• _Your task_
Where the word "USEPA" occurs in a line, return that line.

(Recorded data)
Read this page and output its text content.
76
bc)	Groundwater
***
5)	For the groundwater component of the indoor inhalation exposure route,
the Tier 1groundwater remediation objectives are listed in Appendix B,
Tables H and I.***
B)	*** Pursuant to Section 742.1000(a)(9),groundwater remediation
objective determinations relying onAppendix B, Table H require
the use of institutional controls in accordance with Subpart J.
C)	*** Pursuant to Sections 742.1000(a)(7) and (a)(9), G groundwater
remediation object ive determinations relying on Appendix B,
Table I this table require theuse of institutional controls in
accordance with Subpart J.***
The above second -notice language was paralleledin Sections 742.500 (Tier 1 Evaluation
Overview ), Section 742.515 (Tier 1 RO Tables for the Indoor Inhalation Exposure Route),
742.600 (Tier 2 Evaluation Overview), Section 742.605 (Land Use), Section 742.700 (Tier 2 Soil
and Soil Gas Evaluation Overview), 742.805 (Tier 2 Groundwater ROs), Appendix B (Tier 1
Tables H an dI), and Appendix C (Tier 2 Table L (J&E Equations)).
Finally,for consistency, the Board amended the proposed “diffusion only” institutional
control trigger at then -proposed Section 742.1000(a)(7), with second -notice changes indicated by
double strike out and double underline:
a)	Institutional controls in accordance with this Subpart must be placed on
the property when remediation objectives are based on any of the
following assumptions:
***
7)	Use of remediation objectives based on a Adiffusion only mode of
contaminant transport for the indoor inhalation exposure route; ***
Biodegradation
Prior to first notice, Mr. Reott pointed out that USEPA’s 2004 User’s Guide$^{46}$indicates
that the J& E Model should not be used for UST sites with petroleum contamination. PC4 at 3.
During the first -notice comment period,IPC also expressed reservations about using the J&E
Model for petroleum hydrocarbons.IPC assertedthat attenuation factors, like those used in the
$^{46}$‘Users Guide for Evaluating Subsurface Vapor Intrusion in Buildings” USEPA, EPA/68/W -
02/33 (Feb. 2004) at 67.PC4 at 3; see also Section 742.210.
* * *
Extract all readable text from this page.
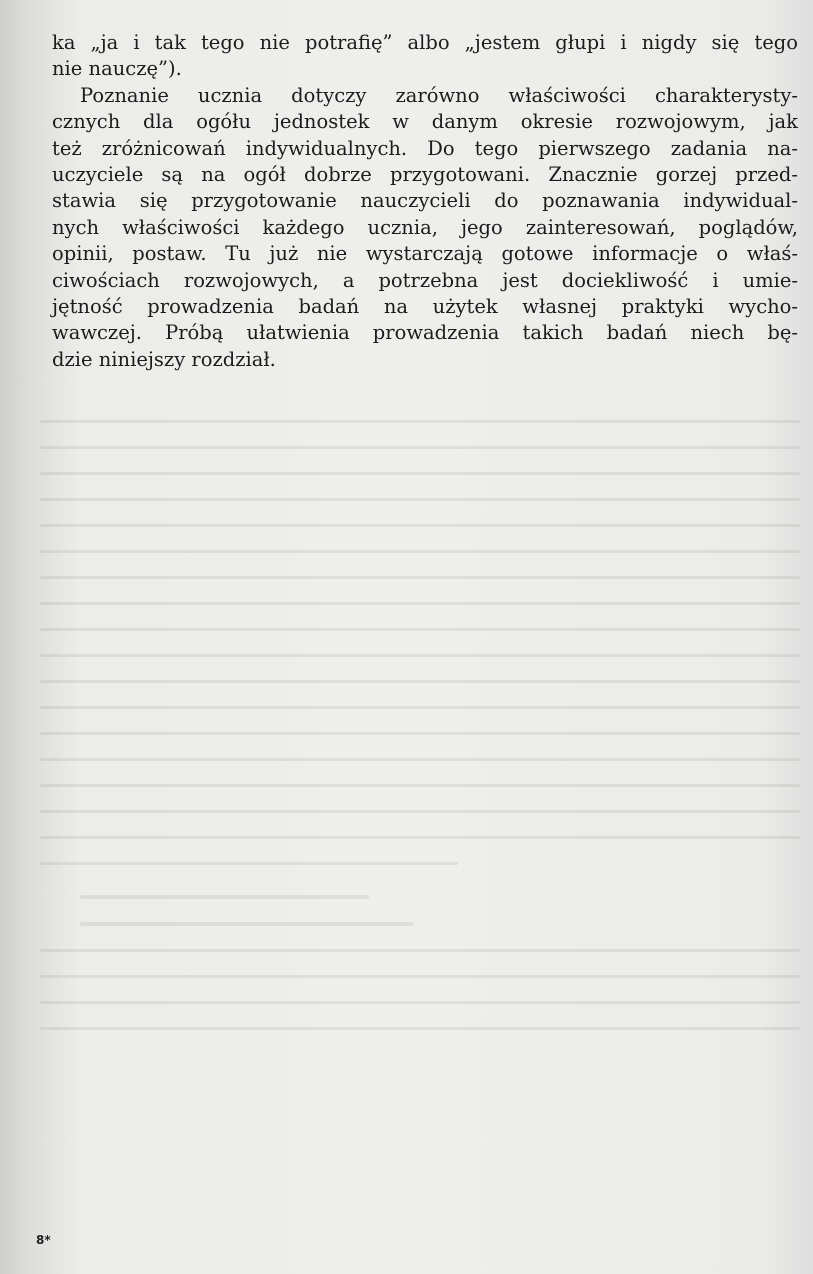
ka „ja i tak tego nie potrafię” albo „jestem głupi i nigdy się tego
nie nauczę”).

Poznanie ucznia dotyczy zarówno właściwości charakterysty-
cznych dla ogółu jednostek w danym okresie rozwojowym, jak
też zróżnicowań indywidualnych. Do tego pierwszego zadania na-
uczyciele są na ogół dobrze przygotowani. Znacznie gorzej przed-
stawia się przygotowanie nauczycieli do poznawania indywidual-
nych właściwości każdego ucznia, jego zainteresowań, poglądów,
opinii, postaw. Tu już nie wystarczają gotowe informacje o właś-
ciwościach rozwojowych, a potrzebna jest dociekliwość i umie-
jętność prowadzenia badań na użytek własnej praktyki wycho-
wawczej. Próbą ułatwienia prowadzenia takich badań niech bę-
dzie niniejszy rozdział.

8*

• _Result of this exercise_
Prior to first notice, Mr. Reott pointed out that USEPA’s 2004 User’s Guide$^{46}$indicates
$^{46}$‘Users Guide for Evaluating Subsurface Vapor Intrusion in Buildings” USEPA, EPA/68/W -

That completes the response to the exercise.